Task to carry out:
Present the following entries again, word for word and in full.
•••••
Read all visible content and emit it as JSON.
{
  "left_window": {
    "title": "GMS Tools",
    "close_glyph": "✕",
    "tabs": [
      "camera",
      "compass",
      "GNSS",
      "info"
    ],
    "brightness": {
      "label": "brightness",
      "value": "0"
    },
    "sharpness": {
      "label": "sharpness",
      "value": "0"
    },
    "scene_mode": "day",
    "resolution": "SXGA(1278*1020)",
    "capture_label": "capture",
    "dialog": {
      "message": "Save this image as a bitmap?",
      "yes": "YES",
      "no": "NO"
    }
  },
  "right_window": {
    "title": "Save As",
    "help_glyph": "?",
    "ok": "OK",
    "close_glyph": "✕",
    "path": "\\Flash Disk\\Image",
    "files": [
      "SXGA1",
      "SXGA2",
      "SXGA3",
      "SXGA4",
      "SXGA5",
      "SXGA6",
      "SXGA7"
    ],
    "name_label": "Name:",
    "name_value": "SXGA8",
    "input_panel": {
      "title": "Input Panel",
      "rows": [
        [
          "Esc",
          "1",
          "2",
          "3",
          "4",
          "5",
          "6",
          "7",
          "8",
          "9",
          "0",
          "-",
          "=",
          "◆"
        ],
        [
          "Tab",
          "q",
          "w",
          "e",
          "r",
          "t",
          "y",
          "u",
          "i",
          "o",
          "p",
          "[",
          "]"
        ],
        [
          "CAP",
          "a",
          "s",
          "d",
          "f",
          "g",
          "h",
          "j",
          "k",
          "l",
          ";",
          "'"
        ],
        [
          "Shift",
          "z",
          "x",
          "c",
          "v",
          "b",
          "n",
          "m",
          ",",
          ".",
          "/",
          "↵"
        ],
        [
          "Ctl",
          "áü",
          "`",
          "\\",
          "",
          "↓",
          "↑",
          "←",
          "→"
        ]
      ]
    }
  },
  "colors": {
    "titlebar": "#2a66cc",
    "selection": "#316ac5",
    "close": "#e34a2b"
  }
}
•••••
Task result:
Read all visible content and emit it as JSON.
{
  "left_window": {
    "title": "GMS Tools",
    "close_glyph": "✕",
    "tabs": [
      "camera",
      "compass",
      "GNSS",
      "info"
    ],
    "brightness": {
      "label": "brightness",
      "value": "0"
    },
    "sharpness": {
      "label": "sharpness",
      "value": "0"
    },
    "scene_mode": "day",
    "resolution": "SXGA(1278*1020)",
    "capture_label": "capture",
    "dialog": {
      "message": "Save this image as a bitmap?",
      "yes": "YES",
      "no": "NO"
    }
  },
  "right_window": {
    "title": "Save As",
    "help_glyph": "?",
    "ok": "OK",
    "close_glyph": "✕",
    "path": "\\Flash Disk\\Image",
    "files": [
      "SXGA1",
      "SXGA2",
      "SXGA3",
      "SXGA4",
      "SXGA5",
      "SXGA6",
      "SXGA7"
    ],
    "name_label": "Name:",
    "name_value": "SXGA8",
    "input_panel": {
      "title": "Input Panel",
      "rows": [
        [
          "Esc",
          "1",
          "2",
          "3",
          "4",
          "5",
          "6",
          "7",
          "8",
          "9",
          "0",
          "-",
          "=",
          "◆"
        ],
        [
          "Tab",
          "q",
          "w",
          "e",
          "r",
          "t",
          "y",
          "u",
          "i",
          "o",
          "p",
          "[",
          "]"
        ],
        [
          "CAP",
          "a",
          "s",
          "d",
          "f",
          "g",
          "h",
          "j",
          "k",
          "l",
          ";",
          "'"
        ],
        [
          "Shift",
          "z",
          "x",
          "c",
          "v",
          "b",
          "n",
          "m",
          ",",
          ".",
          "/",
          "↵"
        ],
        [
          "Ctl",
          "áü",
          "`",
          "\\",
          "",
          "↓",
          "↑",
          "←",
          "→"
        ]
      ]
    }
  },
  "colors": {
    "titlebar": "#2a66cc",
    "selection": "#316ac5",
    "close": "#e34a2b"
  }
}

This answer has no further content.